++++ Records to use ++++

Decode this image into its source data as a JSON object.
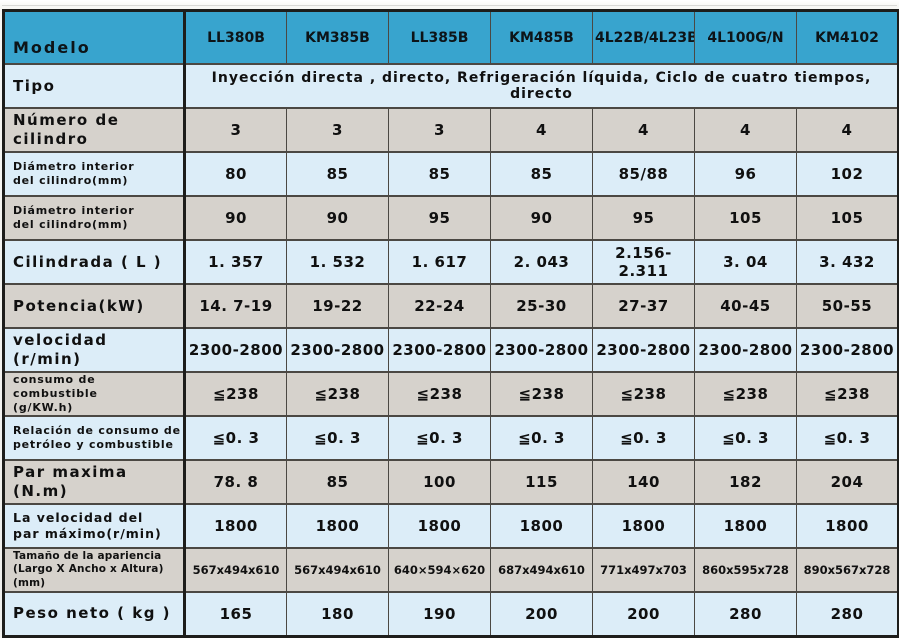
{
  "colors": {
    "header_bg": "#38a4ce",
    "row_light_blue": "#dcedf8",
    "row_grey": "#d6d2cc",
    "border_dark": "#1d1d1b",
    "text": "#101010"
  },
  "table": {
    "header": {
      "label": "Modelo",
      "models": [
        "LL380B",
        "KM385B",
        "LL385B",
        "KM485B",
        "4L22B/4L23B",
        "4L100G/N",
        "KM4102"
      ]
    },
    "rows": [
      {
        "id": "tipo",
        "label": "Tipo",
        "merged": "Inyección directa , directo, Refrigeración líquida, Ciclo de cuatro tiempos, directo"
      },
      {
        "id": "numero-de-cilindro",
        "label": "Número de cilindro",
        "values": [
          "3",
          "3",
          "3",
          "4",
          "4",
          "4",
          "4"
        ]
      },
      {
        "id": "diametro-interior-1",
        "label": "Diámetro interior\ndel cilindro(mm)",
        "values": [
          "80",
          "85",
          "85",
          "85",
          "85/88",
          "96",
          "102"
        ]
      },
      {
        "id": "diametro-interior-2",
        "label": "Diámetro interior\ndel cilindro(mm)",
        "values": [
          "90",
          "90",
          "95",
          "90",
          "95",
          "105",
          "105"
        ]
      },
      {
        "id": "cilindrada",
        "label": "Cilindrada ( L )",
        "values": [
          "1. 357",
          "1. 532",
          "1. 617",
          "2. 043",
          "2.156-2.311",
          "3. 04",
          "3. 432"
        ]
      },
      {
        "id": "potencia",
        "label": "Potencia(kW)",
        "values": [
          "14. 7-19",
          "19-22",
          "22-24",
          "25-30",
          "27-37",
          "40-45",
          "50-55"
        ]
      },
      {
        "id": "velocidad",
        "label": "velocidad (r/min)",
        "values": [
          "2300-2800",
          "2300-2800",
          "2300-2800",
          "2300-2800",
          "2300-2800",
          "2300-2800",
          "2300-2800"
        ]
      },
      {
        "id": "consumo-combustible",
        "label": "consumo de combustible\n(g/KW.h)",
        "values": [
          "≦238",
          "≦238",
          "≦238",
          "≦238",
          "≦238",
          "≦238",
          "≦238"
        ]
      },
      {
        "id": "relacion-consumo",
        "label": "Relación de consumo de\npetróleo y combustible",
        "values": [
          "≦0. 3",
          "≦0. 3",
          "≦0. 3",
          "≦0. 3",
          "≦0. 3",
          "≦0. 3",
          "≦0. 3"
        ]
      },
      {
        "id": "par-maxima",
        "label": "Par maxima (N.m)",
        "values": [
          "78. 8",
          "85",
          "100",
          "115",
          "140",
          "182",
          "204"
        ]
      },
      {
        "id": "velocidad-par-maximo",
        "label": "La velocidad del\npar máximo(r/min)",
        "values": [
          "1800",
          "1800",
          "1800",
          "1800",
          "1800",
          "1800",
          "1800"
        ]
      },
      {
        "id": "tamano-apariencia",
        "label": "Tamaño de la apariencia\n(Largo X Ancho x Altura)(mm)",
        "values": [
          "567x494x610",
          "567x494x610",
          "640×594×620",
          "687x494x610",
          "771x497x703",
          "860x595x728",
          "890x567x728"
        ]
      },
      {
        "id": "peso-neto",
        "label": "Peso neto ( kg )",
        "values": [
          "165",
          "180",
          "190",
          "200",
          "200",
          "280",
          "280"
        ]
      }
    ]
  }
}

++++

◆ Directive: The records above need to be restated word for word, with the pictures left out.

◆ Solved problem:
Decode this image into its source data as a JSON object.
{
  "colors": {
    "header_bg": "#38a4ce",
    "row_light_blue": "#dcedf8",
    "row_grey": "#d6d2cc",
    "border_dark": "#1d1d1b",
    "text": "#101010"
  },
  "table": {
    "header": {
      "label": "Modelo",
      "models": [
        "LL380B",
        "KM385B",
        "LL385B",
        "KM485B",
        "4L22B/4L23B",
        "4L100G/N",
        "KM4102"
      ]
    },
    "rows": [
      {
        "id": "tipo",
        "label": "Tipo",
        "merged": "Inyección directa , directo, Refrigeración líquida, Ciclo de cuatro tiempos, directo"
      },
      {
        "id": "numero-de-cilindro",
        "label": "Número de cilindro",
        "values": [
          "3",
          "3",
          "3",
          "4",
          "4",
          "4",
          "4"
        ]
      },
      {
        "id": "diametro-interior-1",
        "label": "Diámetro interior\ndel cilindro(mm)",
        "values": [
          "80",
          "85",
          "85",
          "85",
          "85/88",
          "96",
          "102"
        ]
      },
      {
        "id": "diametro-interior-2",
        "label": "Diámetro interior\ndel cilindro(mm)",
        "values": [
          "90",
          "90",
          "95",
          "90",
          "95",
          "105",
          "105"
        ]
      },
      {
        "id": "cilindrada",
        "label": "Cilindrada ( L )",
        "values": [
          "1. 357",
          "1. 532",
          "1. 617",
          "2. 043",
          "2.156-2.311",
          "3. 04",
          "3. 432"
        ]
      },
      {
        "id": "potencia",
        "label": "Potencia(kW)",
        "values": [
          "14. 7-19",
          "19-22",
          "22-24",
          "25-30",
          "27-37",
          "40-45",
          "50-55"
        ]
      },
      {
        "id": "velocidad",
        "label": "velocidad (r/min)",
        "values": [
          "2300-2800",
          "2300-2800",
          "2300-2800",
          "2300-2800",
          "2300-2800",
          "2300-2800",
          "2300-2800"
        ]
      },
      {
        "id": "consumo-combustible",
        "label": "consumo de combustible\n(g/KW.h)",
        "values": [
          "≦238",
          "≦238",
          "≦238",
          "≦238",
          "≦238",
          "≦238",
          "≦238"
        ]
      },
      {
        "id": "relacion-consumo",
        "label": "Relación de consumo de\npetróleo y combustible",
        "values": [
          "≦0. 3",
          "≦0. 3",
          "≦0. 3",
          "≦0. 3",
          "≦0. 3",
          "≦0. 3",
          "≦0. 3"
        ]
      },
      {
        "id": "par-maxima",
        "label": "Par maxima (N.m)",
        "values": [
          "78. 8",
          "85",
          "100",
          "115",
          "140",
          "182",
          "204"
        ]
      },
      {
        "id": "velocidad-par-maximo",
        "label": "La velocidad del\npar máximo(r/min)",
        "values": [
          "1800",
          "1800",
          "1800",
          "1800",
          "1800",
          "1800",
          "1800"
        ]
      },
      {
        "id": "tamano-apariencia",
        "label": "Tamaño de la apariencia\n(Largo X Ancho x Altura)(mm)",
        "values": [
          "567x494x610",
          "567x494x610",
          "640×594×620",
          "687x494x610",
          "771x497x703",
          "860x595x728",
          "890x567x728"
        ]
      },
      {
        "id": "peso-neto",
        "label": "Peso neto ( kg )",
        "values": [
          "165",
          "180",
          "190",
          "200",
          "200",
          "280",
          "280"
        ]
      }
    ]
  }
}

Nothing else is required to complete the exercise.